Data provided
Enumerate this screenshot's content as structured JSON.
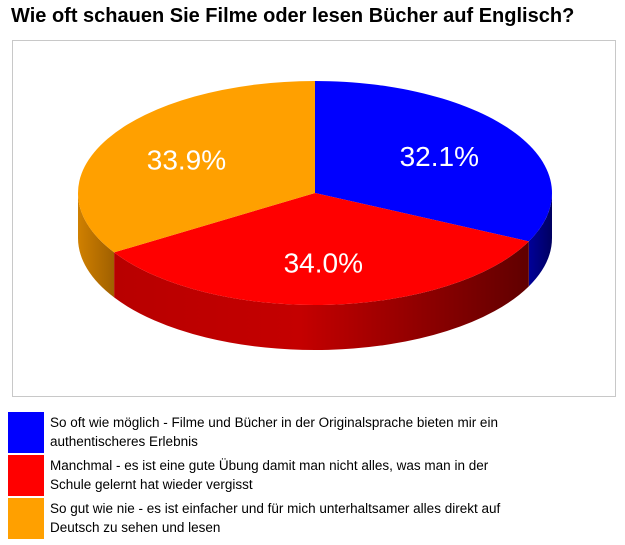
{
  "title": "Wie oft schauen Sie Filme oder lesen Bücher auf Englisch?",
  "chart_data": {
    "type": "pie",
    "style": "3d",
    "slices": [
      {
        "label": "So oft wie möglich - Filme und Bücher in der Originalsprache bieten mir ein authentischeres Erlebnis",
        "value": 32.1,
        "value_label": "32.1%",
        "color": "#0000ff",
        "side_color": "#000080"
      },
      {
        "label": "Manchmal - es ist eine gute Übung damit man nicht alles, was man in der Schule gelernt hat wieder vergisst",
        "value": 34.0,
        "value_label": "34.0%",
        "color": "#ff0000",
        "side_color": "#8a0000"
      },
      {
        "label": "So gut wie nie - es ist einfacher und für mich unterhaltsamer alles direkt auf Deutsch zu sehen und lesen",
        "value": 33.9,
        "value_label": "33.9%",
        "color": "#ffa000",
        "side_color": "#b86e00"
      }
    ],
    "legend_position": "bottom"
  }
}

Your goal
In the entries above, how many lines contain the word "lesen"? Answer with the number only.

Output below
2